Task to carry out — Without including any images, reproduce each entry exactly.

____ Record extracts

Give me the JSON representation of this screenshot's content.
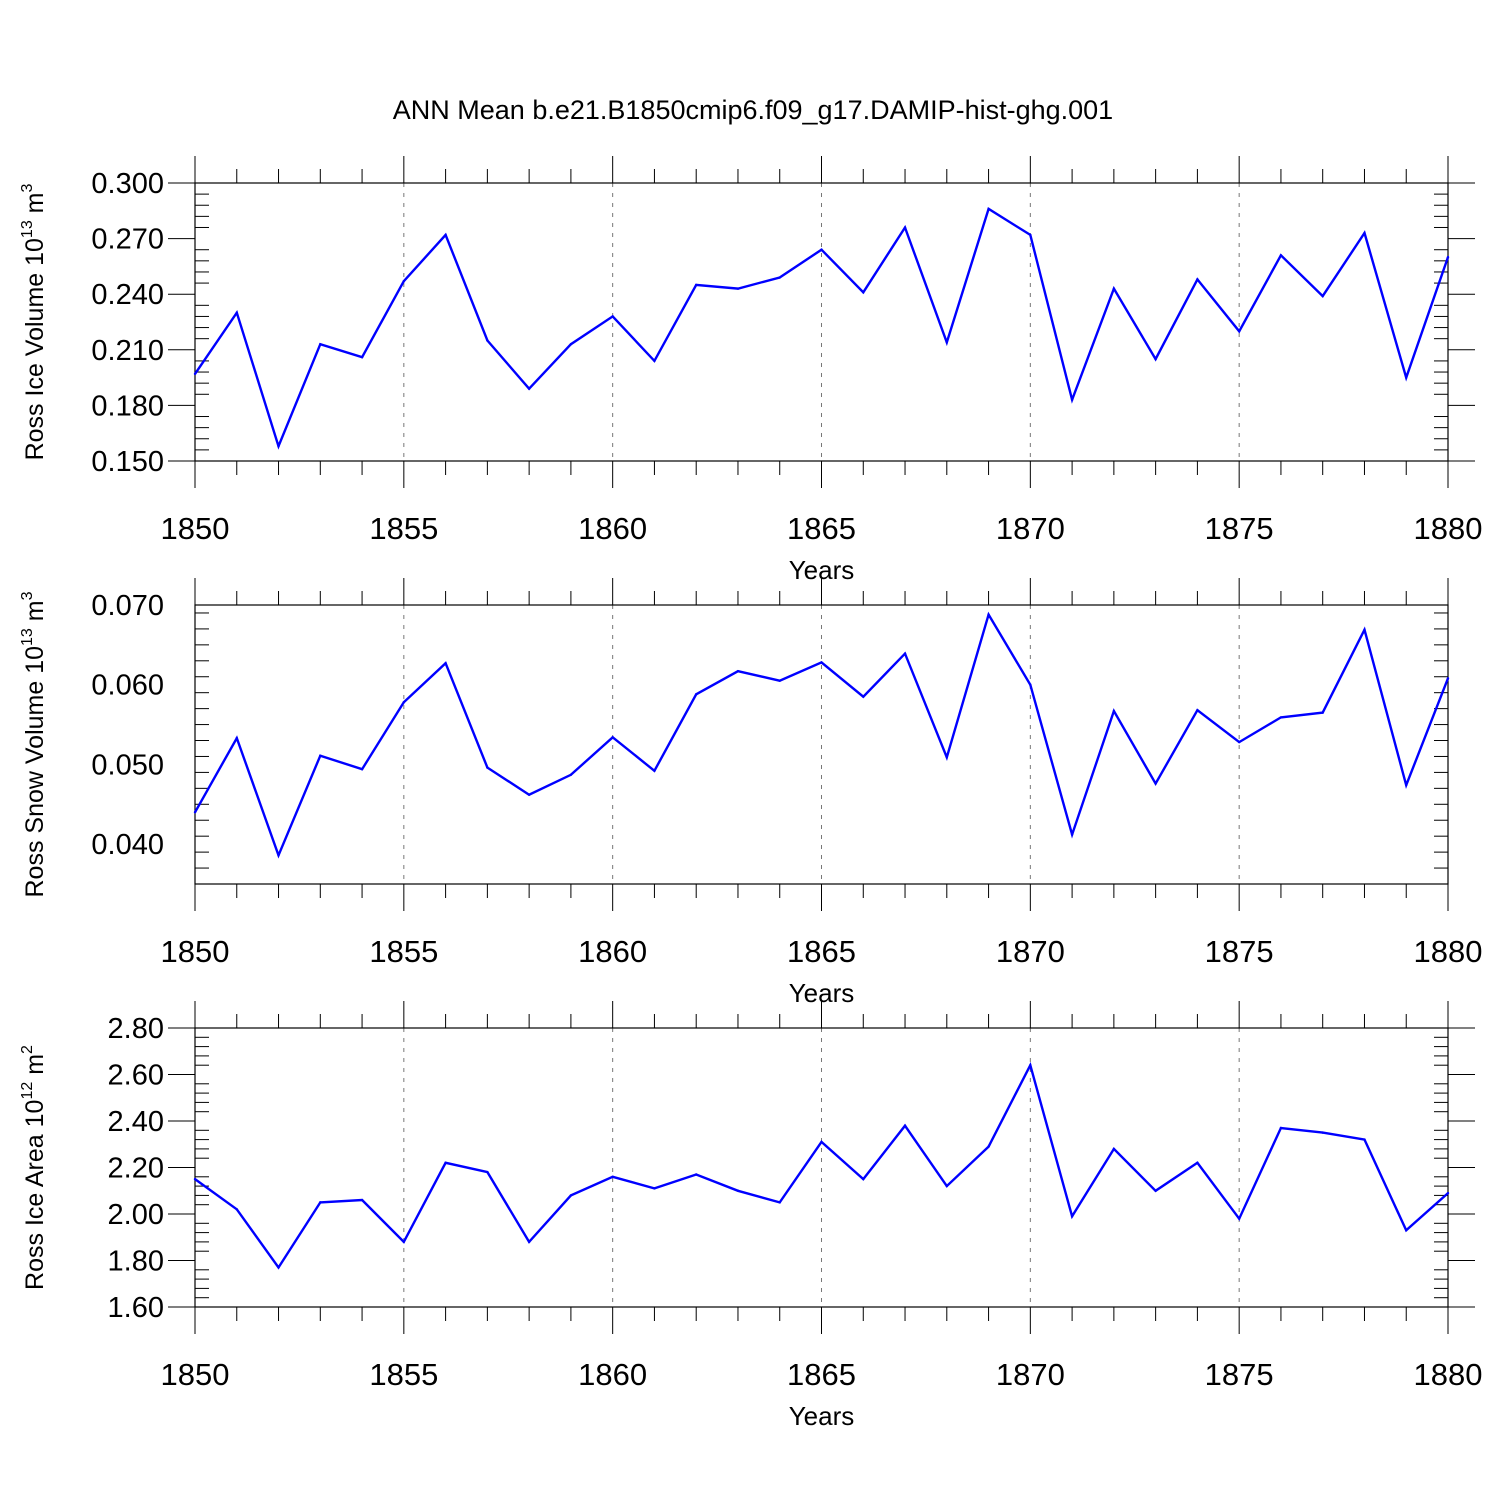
{
  "title": "ANN Mean b.e21.B1850cmip6.f09_g17.DAMIP-hist-ghg.001",
  "chart_data": [
    {
      "type": "line",
      "title": "ANN Mean b.e21.B1850cmip6.f09_g17.DAMIP-hist-ghg.001",
      "ylabel_main": "Ross Ice Volume 10",
      "ylabel_exp": "13",
      "ylabel_unit": "m",
      "ylabel_unit_exp": "3",
      "xlabel": "Years",
      "xlim": [
        1850,
        1880
      ],
      "ylim": [
        0.15,
        0.3
      ],
      "x_ticks": [
        1850,
        1855,
        1860,
        1865,
        1870,
        1875,
        1880
      ],
      "y_ticks": [
        "0.150",
        "0.180",
        "0.210",
        "0.240",
        "0.270",
        "0.300"
      ],
      "y_tick_values": [
        0.15,
        0.18,
        0.21,
        0.24,
        0.27,
        0.3
      ],
      "color": "#0000ff",
      "x": [
        1850,
        1851,
        1852,
        1853,
        1854,
        1855,
        1856,
        1857,
        1858,
        1859,
        1860,
        1861,
        1862,
        1863,
        1864,
        1865,
        1866,
        1867,
        1868,
        1869,
        1870,
        1871,
        1872,
        1873,
        1874,
        1875,
        1876,
        1877,
        1878,
        1879,
        1880
      ],
      "values": [
        0.197,
        0.23,
        0.158,
        0.213,
        0.206,
        0.247,
        0.272,
        0.215,
        0.189,
        0.213,
        0.228,
        0.204,
        0.245,
        0.243,
        0.249,
        0.264,
        0.241,
        0.276,
        0.214,
        0.286,
        0.272,
        0.183,
        0.243,
        0.205,
        0.248,
        0.22,
        0.261,
        0.239,
        0.273,
        0.195,
        0.26
      ]
    },
    {
      "type": "line",
      "ylabel_main": "Ross Snow Volume 10",
      "ylabel_exp": "13",
      "ylabel_unit": "m",
      "ylabel_unit_exp": "3",
      "xlabel": "Years",
      "xlim": [
        1850,
        1880
      ],
      "ylim": [
        0.035,
        0.07
      ],
      "x_ticks": [
        1850,
        1855,
        1860,
        1865,
        1870,
        1875,
        1880
      ],
      "y_ticks": [
        "0.040",
        "0.050",
        "0.060",
        "0.070"
      ],
      "y_tick_values": [
        0.04,
        0.05,
        0.06,
        0.07
      ],
      "color": "#0000ff",
      "x": [
        1850,
        1851,
        1852,
        1853,
        1854,
        1855,
        1856,
        1857,
        1858,
        1859,
        1860,
        1861,
        1862,
        1863,
        1864,
        1865,
        1866,
        1867,
        1868,
        1869,
        1870,
        1871,
        1872,
        1873,
        1874,
        1875,
        1876,
        1877,
        1878,
        1879,
        1880
      ],
      "values": [
        0.044,
        0.0533,
        0.0386,
        0.0511,
        0.0494,
        0.0578,
        0.0627,
        0.0496,
        0.0462,
        0.0487,
        0.0534,
        0.0492,
        0.0588,
        0.0617,
        0.0605,
        0.0628,
        0.0585,
        0.0639,
        0.0509,
        0.0688,
        0.06,
        0.0412,
        0.0567,
        0.0476,
        0.0568,
        0.0528,
        0.0559,
        0.0565,
        0.0669,
        0.0474,
        0.0608
      ]
    },
    {
      "type": "line",
      "ylabel_main": "Ross Ice Area 10",
      "ylabel_exp": "12",
      "ylabel_unit": "m",
      "ylabel_unit_exp": "2",
      "xlabel": "Years",
      "xlim": [
        1850,
        1880
      ],
      "ylim": [
        1.6,
        2.8
      ],
      "x_ticks": [
        1850,
        1855,
        1860,
        1865,
        1870,
        1875,
        1880
      ],
      "y_ticks": [
        "1.60",
        "1.80",
        "2.00",
        "2.20",
        "2.40",
        "2.60",
        "2.80"
      ],
      "y_tick_values": [
        1.6,
        1.8,
        2.0,
        2.2,
        2.4,
        2.6,
        2.8
      ],
      "color": "#0000ff",
      "x": [
        1850,
        1851,
        1852,
        1853,
        1854,
        1855,
        1856,
        1857,
        1858,
        1859,
        1860,
        1861,
        1862,
        1863,
        1864,
        1865,
        1866,
        1867,
        1868,
        1869,
        1870,
        1871,
        1872,
        1873,
        1874,
        1875,
        1876,
        1877,
        1878,
        1879,
        1880
      ],
      "values": [
        2.15,
        2.02,
        1.77,
        2.05,
        2.06,
        1.88,
        2.22,
        2.18,
        1.88,
        2.08,
        2.16,
        2.11,
        2.17,
        2.1,
        2.05,
        2.31,
        2.15,
        2.38,
        2.12,
        2.29,
        2.64,
        1.99,
        2.28,
        2.1,
        2.22,
        1.98,
        2.37,
        2.35,
        2.32,
        1.93,
        2.09
      ]
    }
  ]
}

________

Completed task —
Give me the JSON representation of this screenshot's content.
{
  "title": "ANN Mean b.e21.B1850cmip6.f09_g17.DAMIP-hist-ghg.001",
  "chart_data": [
    {
      "type": "line",
      "title": "ANN Mean b.e21.B1850cmip6.f09_g17.DAMIP-hist-ghg.001",
      "ylabel_main": "Ross Ice Volume 10",
      "ylabel_exp": "13",
      "ylabel_unit": "m",
      "ylabel_unit_exp": "3",
      "xlabel": "Years",
      "xlim": [
        1850,
        1880
      ],
      "ylim": [
        0.15,
        0.3
      ],
      "x_ticks": [
        1850,
        1855,
        1860,
        1865,
        1870,
        1875,
        1880
      ],
      "y_ticks": [
        "0.150",
        "0.180",
        "0.210",
        "0.240",
        "0.270",
        "0.300"
      ],
      "y_tick_values": [
        0.15,
        0.18,
        0.21,
        0.24,
        0.27,
        0.3
      ],
      "color": "#0000ff",
      "x": [
        1850,
        1851,
        1852,
        1853,
        1854,
        1855,
        1856,
        1857,
        1858,
        1859,
        1860,
        1861,
        1862,
        1863,
        1864,
        1865,
        1866,
        1867,
        1868,
        1869,
        1870,
        1871,
        1872,
        1873,
        1874,
        1875,
        1876,
        1877,
        1878,
        1879,
        1880
      ],
      "values": [
        0.197,
        0.23,
        0.158,
        0.213,
        0.206,
        0.247,
        0.272,
        0.215,
        0.189,
        0.213,
        0.228,
        0.204,
        0.245,
        0.243,
        0.249,
        0.264,
        0.241,
        0.276,
        0.214,
        0.286,
        0.272,
        0.183,
        0.243,
        0.205,
        0.248,
        0.22,
        0.261,
        0.239,
        0.273,
        0.195,
        0.26
      ]
    },
    {
      "type": "line",
      "ylabel_main": "Ross Snow Volume 10",
      "ylabel_exp": "13",
      "ylabel_unit": "m",
      "ylabel_unit_exp": "3",
      "xlabel": "Years",
      "xlim": [
        1850,
        1880
      ],
      "ylim": [
        0.035,
        0.07
      ],
      "x_ticks": [
        1850,
        1855,
        1860,
        1865,
        1870,
        1875,
        1880
      ],
      "y_ticks": [
        "0.040",
        "0.050",
        "0.060",
        "0.070"
      ],
      "y_tick_values": [
        0.04,
        0.05,
        0.06,
        0.07
      ],
      "color": "#0000ff",
      "x": [
        1850,
        1851,
        1852,
        1853,
        1854,
        1855,
        1856,
        1857,
        1858,
        1859,
        1860,
        1861,
        1862,
        1863,
        1864,
        1865,
        1866,
        1867,
        1868,
        1869,
        1870,
        1871,
        1872,
        1873,
        1874,
        1875,
        1876,
        1877,
        1878,
        1879,
        1880
      ],
      "values": [
        0.044,
        0.0533,
        0.0386,
        0.0511,
        0.0494,
        0.0578,
        0.0627,
        0.0496,
        0.0462,
        0.0487,
        0.0534,
        0.0492,
        0.0588,
        0.0617,
        0.0605,
        0.0628,
        0.0585,
        0.0639,
        0.0509,
        0.0688,
        0.06,
        0.0412,
        0.0567,
        0.0476,
        0.0568,
        0.0528,
        0.0559,
        0.0565,
        0.0669,
        0.0474,
        0.0608
      ]
    },
    {
      "type": "line",
      "ylabel_main": "Ross Ice Area 10",
      "ylabel_exp": "12",
      "ylabel_unit": "m",
      "ylabel_unit_exp": "2",
      "xlabel": "Years",
      "xlim": [
        1850,
        1880
      ],
      "ylim": [
        1.6,
        2.8
      ],
      "x_ticks": [
        1850,
        1855,
        1860,
        1865,
        1870,
        1875,
        1880
      ],
      "y_ticks": [
        "1.60",
        "1.80",
        "2.00",
        "2.20",
        "2.40",
        "2.60",
        "2.80"
      ],
      "y_tick_values": [
        1.6,
        1.8,
        2.0,
        2.2,
        2.4,
        2.6,
        2.8
      ],
      "color": "#0000ff",
      "x": [
        1850,
        1851,
        1852,
        1853,
        1854,
        1855,
        1856,
        1857,
        1858,
        1859,
        1860,
        1861,
        1862,
        1863,
        1864,
        1865,
        1866,
        1867,
        1868,
        1869,
        1870,
        1871,
        1872,
        1873,
        1874,
        1875,
        1876,
        1877,
        1878,
        1879,
        1880
      ],
      "values": [
        2.15,
        2.02,
        1.77,
        2.05,
        2.06,
        1.88,
        2.22,
        2.18,
        1.88,
        2.08,
        2.16,
        2.11,
        2.17,
        2.1,
        2.05,
        2.31,
        2.15,
        2.38,
        2.12,
        2.29,
        2.64,
        1.99,
        2.28,
        2.1,
        2.22,
        1.98,
        2.37,
        2.35,
        2.32,
        1.93,
        2.09
      ]
    }
  ]
}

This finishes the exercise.